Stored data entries
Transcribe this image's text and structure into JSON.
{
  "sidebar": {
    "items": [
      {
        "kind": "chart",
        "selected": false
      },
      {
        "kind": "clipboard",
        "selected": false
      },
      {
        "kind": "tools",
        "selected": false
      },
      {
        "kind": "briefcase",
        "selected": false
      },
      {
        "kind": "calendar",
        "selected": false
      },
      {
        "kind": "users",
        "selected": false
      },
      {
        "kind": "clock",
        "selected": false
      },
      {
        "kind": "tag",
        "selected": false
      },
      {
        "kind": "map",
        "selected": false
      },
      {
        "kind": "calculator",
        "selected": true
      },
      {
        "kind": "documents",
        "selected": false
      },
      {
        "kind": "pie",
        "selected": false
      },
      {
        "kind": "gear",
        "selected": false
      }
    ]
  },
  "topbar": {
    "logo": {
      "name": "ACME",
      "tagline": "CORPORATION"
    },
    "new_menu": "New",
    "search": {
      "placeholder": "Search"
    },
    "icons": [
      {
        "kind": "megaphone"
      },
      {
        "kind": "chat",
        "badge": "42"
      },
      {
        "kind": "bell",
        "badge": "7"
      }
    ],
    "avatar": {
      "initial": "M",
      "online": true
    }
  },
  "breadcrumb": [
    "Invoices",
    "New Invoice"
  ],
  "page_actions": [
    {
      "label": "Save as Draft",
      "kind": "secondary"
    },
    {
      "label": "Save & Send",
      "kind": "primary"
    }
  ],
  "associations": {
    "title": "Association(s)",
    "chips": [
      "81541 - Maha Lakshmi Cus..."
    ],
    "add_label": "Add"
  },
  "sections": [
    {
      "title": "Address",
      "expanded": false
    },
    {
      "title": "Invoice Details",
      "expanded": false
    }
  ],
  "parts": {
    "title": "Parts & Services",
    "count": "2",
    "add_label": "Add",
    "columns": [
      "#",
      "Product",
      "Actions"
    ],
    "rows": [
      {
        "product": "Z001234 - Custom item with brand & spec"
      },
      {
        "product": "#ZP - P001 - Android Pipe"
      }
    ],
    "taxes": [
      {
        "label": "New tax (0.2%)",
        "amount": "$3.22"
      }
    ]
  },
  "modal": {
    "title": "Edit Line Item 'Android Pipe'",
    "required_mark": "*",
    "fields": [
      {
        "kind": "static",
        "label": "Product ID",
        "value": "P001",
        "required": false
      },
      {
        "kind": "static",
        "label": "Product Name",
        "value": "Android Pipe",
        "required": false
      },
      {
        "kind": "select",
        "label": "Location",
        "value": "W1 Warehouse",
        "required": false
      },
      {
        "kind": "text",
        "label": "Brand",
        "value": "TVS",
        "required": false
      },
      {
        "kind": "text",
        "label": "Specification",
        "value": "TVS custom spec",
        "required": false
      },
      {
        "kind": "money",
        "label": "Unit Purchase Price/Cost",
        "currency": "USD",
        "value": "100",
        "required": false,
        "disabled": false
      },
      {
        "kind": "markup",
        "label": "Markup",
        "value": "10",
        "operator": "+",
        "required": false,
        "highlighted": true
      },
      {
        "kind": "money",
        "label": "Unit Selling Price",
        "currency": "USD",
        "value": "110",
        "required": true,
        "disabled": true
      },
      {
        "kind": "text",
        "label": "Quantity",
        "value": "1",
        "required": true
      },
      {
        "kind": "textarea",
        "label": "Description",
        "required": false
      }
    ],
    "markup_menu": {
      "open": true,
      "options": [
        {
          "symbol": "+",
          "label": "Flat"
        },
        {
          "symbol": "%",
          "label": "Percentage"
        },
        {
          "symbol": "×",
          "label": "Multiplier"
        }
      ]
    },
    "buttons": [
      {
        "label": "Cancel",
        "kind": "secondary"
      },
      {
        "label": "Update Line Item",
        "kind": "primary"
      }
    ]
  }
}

◆ Job
Please give back all of the records exactly as written.

◆ Answer to the task
Transcribe this image's text and structure into JSON.
{
  "sidebar": {
    "items": [
      {
        "kind": "chart",
        "selected": false
      },
      {
        "kind": "clipboard",
        "selected": false
      },
      {
        "kind": "tools",
        "selected": false
      },
      {
        "kind": "briefcase",
        "selected": false
      },
      {
        "kind": "calendar",
        "selected": false
      },
      {
        "kind": "users",
        "selected": false
      },
      {
        "kind": "clock",
        "selected": false
      },
      {
        "kind": "tag",
        "selected": false
      },
      {
        "kind": "map",
        "selected": false
      },
      {
        "kind": "calculator",
        "selected": true
      },
      {
        "kind": "documents",
        "selected": false
      },
      {
        "kind": "pie",
        "selected": false
      },
      {
        "kind": "gear",
        "selected": false
      }
    ]
  },
  "topbar": {
    "logo": {
      "name": "ACME",
      "tagline": "CORPORATION"
    },
    "new_menu": "New",
    "search": {
      "placeholder": "Search"
    },
    "icons": [
      {
        "kind": "megaphone"
      },
      {
        "kind": "chat",
        "badge": "42"
      },
      {
        "kind": "bell",
        "badge": "7"
      }
    ],
    "avatar": {
      "initial": "M",
      "online": true
    }
  },
  "breadcrumb": [
    "Invoices",
    "New Invoice"
  ],
  "page_actions": [
    {
      "label": "Save as Draft",
      "kind": "secondary"
    },
    {
      "label": "Save & Send",
      "kind": "primary"
    }
  ],
  "associations": {
    "title": "Association(s)",
    "chips": [
      "81541 - Maha Lakshmi Cus..."
    ],
    "add_label": "Add"
  },
  "sections": [
    {
      "title": "Address",
      "expanded": false
    },
    {
      "title": "Invoice Details",
      "expanded": false
    }
  ],
  "parts": {
    "title": "Parts & Services",
    "count": "2",
    "add_label": "Add",
    "columns": [
      "#",
      "Product",
      "Actions"
    ],
    "rows": [
      {
        "product": "Z001234 - Custom item with brand & spec"
      },
      {
        "product": "#ZP - P001 - Android Pipe"
      }
    ],
    "taxes": [
      {
        "label": "New tax (0.2%)",
        "amount": "$3.22"
      }
    ]
  },
  "modal": {
    "title": "Edit Line Item 'Android Pipe'",
    "required_mark": "*",
    "fields": [
      {
        "kind": "static",
        "label": "Product ID",
        "value": "P001",
        "required": false
      },
      {
        "kind": "static",
        "label": "Product Name",
        "value": "Android Pipe",
        "required": false
      },
      {
        "kind": "select",
        "label": "Location",
        "value": "W1 Warehouse",
        "required": false
      },
      {
        "kind": "text",
        "label": "Brand",
        "value": "TVS",
        "required": false
      },
      {
        "kind": "text",
        "label": "Specification",
        "value": "TVS custom spec",
        "required": false
      },
      {
        "kind": "money",
        "label": "Unit Purchase Price/Cost",
        "currency": "USD",
        "value": "100",
        "required": false,
        "disabled": false
      },
      {
        "kind": "markup",
        "label": "Markup",
        "value": "10",
        "operator": "+",
        "required": false,
        "highlighted": true
      },
      {
        "kind": "money",
        "label": "Unit Selling Price",
        "currency": "USD",
        "value": "110",
        "required": true,
        "disabled": true
      },
      {
        "kind": "text",
        "label": "Quantity",
        "value": "1",
        "required": true
      },
      {
        "kind": "textarea",
        "label": "Description",
        "required": false
      }
    ],
    "markup_menu": {
      "open": true,
      "options": [
        {
          "symbol": "+",
          "label": "Flat"
        },
        {
          "symbol": "%",
          "label": "Percentage"
        },
        {
          "symbol": "×",
          "label": "Multiplier"
        }
      ]
    },
    "buttons": [
      {
        "label": "Cancel",
        "kind": "secondary"
      },
      {
        "label": "Update Line Item",
        "kind": "primary"
      }
    ]
  }
}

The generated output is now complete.